— begin SOURCE MATERIAL —

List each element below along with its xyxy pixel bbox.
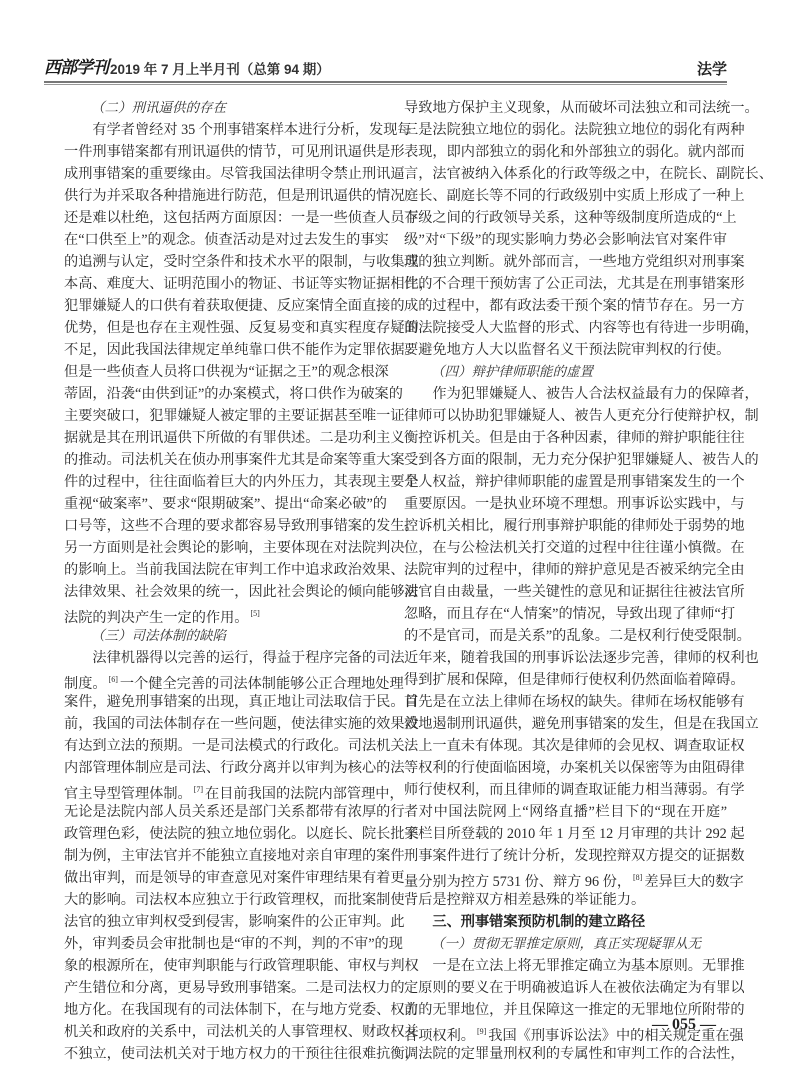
text-line: 导致地方保护主义现象，从而破坏司法独立和司法统一。 xyxy=(404,100,759,116)
citation-ref: [6] xyxy=(108,675,118,684)
text-line: 律师可以协助犯罪嫌疑人、被告人更充分行使辩护权，制 xyxy=(404,408,759,424)
text-line: 无论是法院内部人员关系还是部门关系都带有浓厚的行 xyxy=(64,804,405,820)
text-line: 背后是控辩双方相差悬殊的举证能力。 xyxy=(404,892,646,908)
text-line: 前，我国的司法体制存在一些问题，使法律实施的效果没 xyxy=(64,716,419,732)
text-line: 控诉机关相比，履行刑事辩护职能的律师处于弱势的地 xyxy=(404,518,745,534)
text-line: 主要突破口，犯罪嫌疑人被定罪的主要证据甚至唯一证 xyxy=(64,408,405,424)
text-line: 口号等，这些不合理的要求都容易导致刑事错案的发生。 xyxy=(64,518,419,534)
text-line: 蒂固，沿袭“由供到证”的办案模式，将口供作为破案的 xyxy=(64,386,403,402)
text-line: 效地遏制刑讯逼供，避免刑事错案的发生，但是在我国立 xyxy=(404,716,759,732)
text-line: 前的无罪地位，并且保障这一推定的无罪地位所附带的 xyxy=(404,1002,745,1018)
citation-ref: [7] xyxy=(193,785,204,794)
text-line xyxy=(404,867,744,890)
header-rule xyxy=(44,81,727,83)
text-line: 调法院的定罪量刑权利的专属性和审判工作的合法性， xyxy=(404,1046,745,1062)
text-line: 本高、难度大、证明范围小的物证、书证等实物证据相比， xyxy=(64,276,433,292)
text-segment: 差异巨大的数字 xyxy=(644,874,744,890)
text-line: 供行为并采取各种措施进行防范，但是刑讯逼供的情况 xyxy=(64,188,405,204)
citation-ref: [9] xyxy=(476,1027,487,1036)
text-line: 级”对“下级”的现实影响力势必会影响法官对案件审 xyxy=(404,232,727,248)
text-line: 的影响上。当前我国法院在审判工作中追求政治效果、 xyxy=(64,562,405,578)
text-line: 还是难以杜绝，这包括两方面原因：一是一些侦查人员存 xyxy=(64,210,419,226)
text-line: 的不是官司，而是关系”的乱象。二是权利行使受限制。 xyxy=(404,628,751,644)
paragraph xyxy=(64,647,419,1065)
journal-logo: 西部学刊 xyxy=(44,58,108,78)
subsection-heading: （一）贯彻无罪推定原则，真正实现疑罪从无 xyxy=(431,936,701,952)
text-line: 案件，避免刑事错案的出现，真正地让司法取信于民。目 xyxy=(64,694,419,710)
subsection-heading: （四）辩护律师职能的虚置 xyxy=(431,364,593,380)
section-label: 法学 xyxy=(696,61,727,78)
citation-ref: [5] xyxy=(250,609,260,618)
text-line: 一是在立法上将无罪推定确立为基本原则。无罪推 xyxy=(432,958,745,974)
text-line: 面法院接受人大监督的形式、内容等也有待进一步明确， xyxy=(404,320,759,336)
text-line: 重要原因。一是执业环境不理想。刑事诉讼实践中，与 xyxy=(404,496,745,512)
text-line xyxy=(64,669,404,692)
text-line: 法官自由裁量，一些关键性的意见和证据往往被法官所 xyxy=(404,584,745,600)
text-line: 产生错位和分离，更易导致刑事错案。二是司法权力的 xyxy=(64,980,405,996)
text-line: 言，法官被纳入体系化的行政等级之中，在院长、副院长、 xyxy=(404,166,773,182)
text-line: 在“口供至上”的观念。侦查活动是对过去发生的事实 xyxy=(64,232,389,248)
text-line: 师行使权利，而且律师的调查取证能力相当薄弱。有学 xyxy=(404,782,745,798)
text-segment: 制度。 xyxy=(64,676,107,692)
text-line: 有学者曾经对 35 个刑事错案样本进行分析，发现每 xyxy=(92,122,412,138)
paragraph xyxy=(404,955,745,1065)
paragraph xyxy=(64,119,433,626)
text-line: 件的不合理干预妨害了公正司法，尤其是在刑事错案形 xyxy=(404,276,745,292)
text-line: 一件刑事错案都有刑讯逼供的情节，可见刑讯逼供是形 xyxy=(64,144,405,160)
text-line: 子栏目所登载的 2010 年 1 月至 12 月审理的共计 292 起 xyxy=(404,826,745,842)
text-line: 理的独立判断。就外部而言，一些地方党组织对刑事案 xyxy=(404,254,745,270)
page-number: — 055 — xyxy=(652,1016,716,1033)
text-line: 等权利的行使面临困境，办案机关以保密等为由阻碍律 xyxy=(404,760,745,776)
text-segment: 官主导型管理体制。 xyxy=(64,786,192,802)
text-line xyxy=(64,603,387,625)
text-segment: 我国《刑事诉讼法》中的相关规定重在强 xyxy=(488,1028,744,1044)
text-line: 法官的独立审判权受到侵害，影响案件的公正审判。此 xyxy=(64,914,405,930)
paragraph xyxy=(404,383,759,911)
text-line: 政管理色彩，使法院的独立地位弱化。以庭长、院长批案 xyxy=(64,826,419,842)
text-line: 的推动。司法机关在侦办刑事案件尤其是命案等重大案 xyxy=(64,452,405,468)
subsection-heading: （二）刑讯逼供的存在 xyxy=(91,100,226,116)
header-rule-thin xyxy=(44,84,727,85)
text-line: 者对中国法院网上“网络直播”栏目下的“现在开庭” xyxy=(404,804,727,820)
text-line: 有达到立法的预期。一是司法模式的行政化。司法机关 xyxy=(64,738,405,754)
issue-info: 2019 年 7 月上半月刊（总第 94 期） xyxy=(110,62,330,77)
text-line: 制为例，主审法官并不能独立直接地对亲自审理的案件 xyxy=(64,848,405,864)
text-line: 另一方面则是社会舆论的影响，主要体现在对法院判决 xyxy=(64,540,405,556)
text-line: 成刑事错案的重要缘由。尽管我国法律明令禁止刑讯逼 xyxy=(64,166,405,182)
running-header xyxy=(44,56,380,78)
text-line: 法律机器得以完善的运行，得益于程序完备的司法 xyxy=(92,650,405,666)
text-line: 成的过程中，都有政法委干预个案的情节存在。另一方 xyxy=(404,298,745,314)
text-segment: 法院的判决产生一定的作用。 xyxy=(64,610,249,626)
text-line: 不独立，使司法机关对于地方权力的干预往往很难抗衡， xyxy=(64,1046,419,1062)
subsection-heading: （三）司法体制的缺陷 xyxy=(91,628,226,644)
text-line: 地方化。在我国现有的司法体制下，在与地方党委、权力 xyxy=(64,1002,419,1018)
section-heading: 三、刑事错案预防机制的建立路径 xyxy=(432,914,646,930)
text-line: 表现，即内部独立的弱化和外部独立的弱化。就内部而 xyxy=(404,144,745,160)
text-line: 庭长、副庭长等不同的行政级别中实质上形成了一种上 xyxy=(404,188,745,204)
text-line: 大的影响。司法权本应独立于行政管理权，而批案制使 xyxy=(64,892,405,908)
text-line: 的追溯与认定，受时空条件和技术水平的限制，与收集成 xyxy=(64,254,419,270)
text-segment: 量分别为控方 5731 份、辩方 96 份， xyxy=(404,874,632,890)
text-line: 重视“破案率”、要求“限期破案”、提出“命案必破”的 xyxy=(64,496,387,512)
text-line: 做出审判，而是领导的审查意见对案件审理结果有着更 xyxy=(64,870,405,886)
text-line: 要避免地方人大以监督名义干预法院审判权的行使。 xyxy=(404,342,731,358)
text-line: 据就是其在刑讯逼供下所做的有罪供述。二是功利主义 xyxy=(64,430,405,446)
text-line: 首先是在立法上律师在场权的缺失。律师在场权能够有 xyxy=(404,694,745,710)
paragraph xyxy=(404,97,773,361)
text-line: 机关和政府的关系中，司法机关的人事管理权、财政权并 xyxy=(64,1024,419,1040)
text-line xyxy=(64,779,404,802)
text-line: 近年来，随着我国的刑事诉讼法逐步完善，律师的权利也 xyxy=(404,650,759,666)
text-line: 象的根源所在，使审判职能与行政管理职能、审权与判权 xyxy=(64,958,419,974)
text-line: 下级之间的行政领导关系，这种等级制度所造成的“上 xyxy=(404,210,737,226)
text-line: 得到扩展和保障，但是律师行使权利仍然面临着障碍。 xyxy=(404,672,745,688)
text-line: 法上一直未有体现。其次是律师的会见权、调查取证权 xyxy=(404,738,745,754)
text-line: 个人权益，辩护律师职能的虚置是刑事错案发生的一个 xyxy=(404,474,745,490)
text-segment: 在目前我国的法院内部管理中， xyxy=(205,786,404,802)
text-line: 不足，因此我国法律规定单纯靠口供不能作为定罪依据。 xyxy=(64,342,419,358)
text-line: 外，审判委员会审批制也是“审的不判，判的不审”的现 xyxy=(64,936,403,952)
text-line: 法律效果、社会效果的统一，因此社会舆论的倾向能够对 xyxy=(64,584,419,600)
text-line: 受到各方面的限制，无力充分保护犯罪嫌疑人、被告人的 xyxy=(404,452,759,468)
text-line: 犯罪嫌疑人的口供有着获取便捷、反应案情全面直接的 xyxy=(64,298,405,314)
text-line: 衡控诉机关。但是由于各种因素，律师的辩护职能往往 xyxy=(404,430,745,446)
text-line: 法院审判的过程中，律师的辩护意见是否被采纳完全由 xyxy=(404,562,745,578)
right-column xyxy=(404,97,773,1065)
text-line: 但是一些侦查人员将口供视为“证据之王”的观念根深 xyxy=(64,364,389,380)
text-line: 内部管理体制应是司法、行政分离并以审判为核心的法 xyxy=(64,760,405,776)
left-column xyxy=(64,97,433,1065)
text-segment: 一个健全完善的司法体制能够公正合理地处理 xyxy=(119,676,404,692)
text-segment: 各项权利。 xyxy=(404,1028,475,1044)
text-line: 作为犯罪嫌疑人、被告人合法权益最有力的保障者， xyxy=(432,386,759,402)
text-line: 件的过程中，往往面临着巨大的内外压力，其表现主要是 xyxy=(64,474,419,490)
citation-ref: [8] xyxy=(633,873,643,882)
text-line: 位，在与公检法机关打交道的过程中往往谨小慎微。在 xyxy=(404,540,745,556)
text-line: 优势，但是也存在主观性强、反复易变和真实程度存疑的 xyxy=(64,320,419,336)
text-line: 忽略，而且存在“人情案”的情况，导致出现了律师“打 xyxy=(404,606,736,622)
text-line: 三是法院独立地位的弱化。法院独立地位的弱化有两种 xyxy=(404,122,745,138)
text-line: 刑事案件进行了统计分析，发现控辩双方提交的证据数 xyxy=(404,848,745,864)
text-line: 定原则的要义在于明确被追诉人在被依法确定为有罪以 xyxy=(404,980,745,996)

— end SOURCE MATERIAL —

> WORK TO DO: Copy the data from the line containing "text-line: 导致地方保护主义现象，从而破坏司法独立和司法统一。 xyxy=(404,100,759,116)" up to and including the line containing "text-line: 效地遏制刑讯逼供，避免刑事错案的发生，但是在我国立 xyxy=(404,716,759,732)", substituting "冤假错案" for every occurrence of "刑事错案" and changing nothing else.

> RESULT OF THE EXERCISE:
text-line: 导致地方保护主义现象，从而破坏司法独立和司法统一。 xyxy=(404,100,759,116)
citation-ref: [6] xyxy=(108,675,118,684)
text-line: 律师可以协助犯罪嫌疑人、被告人更充分行使辩护权，制 xyxy=(404,408,759,424)
text-line: 无论是法院内部人员关系还是部门关系都带有浓厚的行 xyxy=(64,804,405,820)
text-line: 背后是控辩双方相差悬殊的举证能力。 xyxy=(404,892,646,908)
text-line: 前，我国的司法体制存在一些问题，使法律实施的效果没 xyxy=(64,716,419,732)
text-line: 控诉机关相比，履行刑事辩护职能的律师处于弱势的地 xyxy=(404,518,745,534)
text-line: 主要突破口，犯罪嫌疑人被定罪的主要证据甚至唯一证 xyxy=(64,408,405,424)
text-line: 口号等，这些不合理的要求都容易导致冤假错案的发生。 xyxy=(64,518,419,534)
text-line: 蒂固，沿袭“由供到证”的办案模式，将口供作为破案的 xyxy=(64,386,403,402)
text-line: 效地遏制刑讯逼供，避免冤假错案的发生，但是在我国立 xyxy=(404,716,759,732)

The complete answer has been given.